● **What to do**
Could you reproduce each of the entries below word for word, leaving the pictures out of your answer?

● **Available data**
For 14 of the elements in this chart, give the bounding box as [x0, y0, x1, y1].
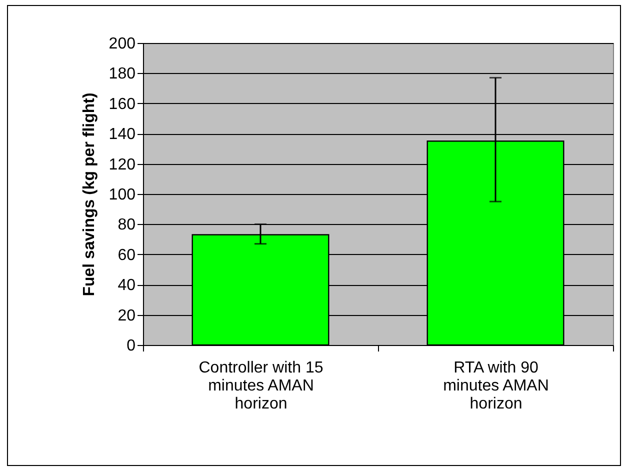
- y-tick-label: 0: [126, 338, 136, 354]
- y-tick-label: 60: [118, 246, 136, 264]
- x-tick-label: RTA with 90 minutes AMAN horizon: [443, 360, 549, 412]
- y-tick-label: 160: [108, 96, 136, 113]
- y-tick-label: 120: [108, 156, 136, 174]
- y-tick-label: 80: [118, 216, 136, 234]
- y-tick-label: 180: [108, 66, 136, 83]
- y-tick-label: 200: [108, 36, 136, 52]
- y-tick-label: 140: [108, 126, 136, 144]
- y-tick-label: 100: [108, 186, 136, 204]
- y-axis-title: Fuel savings (kg per flight): [80, 92, 98, 296]
- x-tick-label: Controller with 15 minutes AMAN horizon: [198, 360, 324, 412]
- y-tick-label: 40: [118, 277, 136, 294]
- y-tick-label: 20: [118, 307, 136, 324]
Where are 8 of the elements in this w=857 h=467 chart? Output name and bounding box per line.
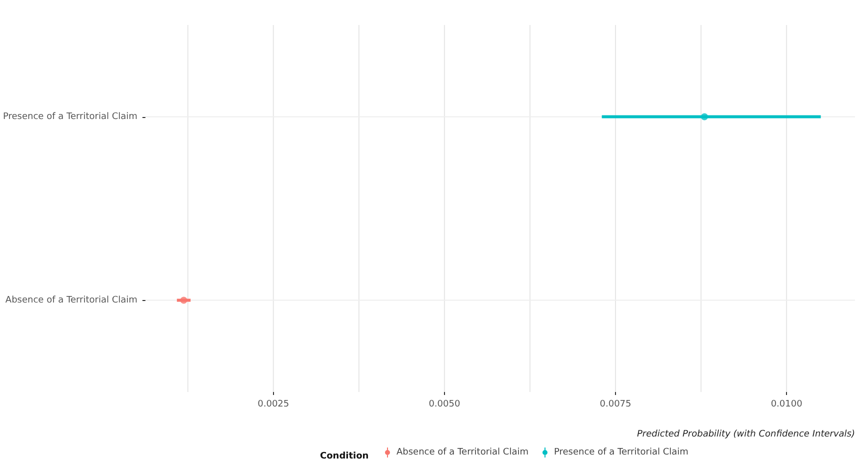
x-axis-title: Predicted Probability (with Confidence Intervals) [637,430,855,440]
legend-title: Condition [320,452,369,462]
x-tick-label: 0.0025 [258,400,290,410]
legend-label: Presence of a Territorial Claim [554,448,688,458]
legend-label: Absence of a Territorial Claim [396,448,528,458]
x-tick-label: 0.0100 [770,400,803,410]
x-tick-label: 0.0075 [600,400,632,410]
x-tick-label: 0.0050 [428,400,460,410]
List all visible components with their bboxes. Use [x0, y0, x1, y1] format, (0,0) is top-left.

● **Response for this exercise**
For 14 of the elements in this chart, give the bounding box as [x0, y0, x1, y1].
- y-tick-label: 0: [126, 338, 136, 354]
- y-tick-label: 60: [118, 246, 136, 264]
- x-tick-label: RTA with 90 minutes AMAN horizon: [443, 360, 549, 412]
- y-tick-label: 160: [108, 96, 136, 113]
- y-tick-label: 120: [108, 156, 136, 174]
- y-tick-label: 80: [118, 216, 136, 234]
- y-tick-label: 180: [108, 66, 136, 83]
- y-tick-label: 200: [108, 36, 136, 52]
- y-tick-label: 140: [108, 126, 136, 144]
- y-tick-label: 100: [108, 186, 136, 204]
- y-axis-title: Fuel savings (kg per flight): [80, 92, 98, 296]
- x-tick-label: Controller with 15 minutes AMAN horizon: [198, 360, 324, 412]
- y-tick-label: 40: [118, 277, 136, 294]
- y-tick-label: 20: [118, 307, 136, 324]
Where are 8 of the elements in this w=857 h=467 chart? Output name and bounding box per line.
x-axis-title: Predicted Probability (with Confidence Intervals) [637,430,855,440]
legend-title: Condition [320,452,369,462]
x-tick-label: 0.0025 [258,400,290,410]
legend-label: Presence of a Territorial Claim [554,448,688,458]
legend-label: Absence of a Territorial Claim [396,448,528,458]
x-tick-label: 0.0100 [770,400,803,410]
x-tick-label: 0.0075 [600,400,632,410]
x-tick-label: 0.0050 [428,400,460,410]
List all visible components with their bboxes. Use [x0, y0, x1, y1] format, (0,0) is top-left.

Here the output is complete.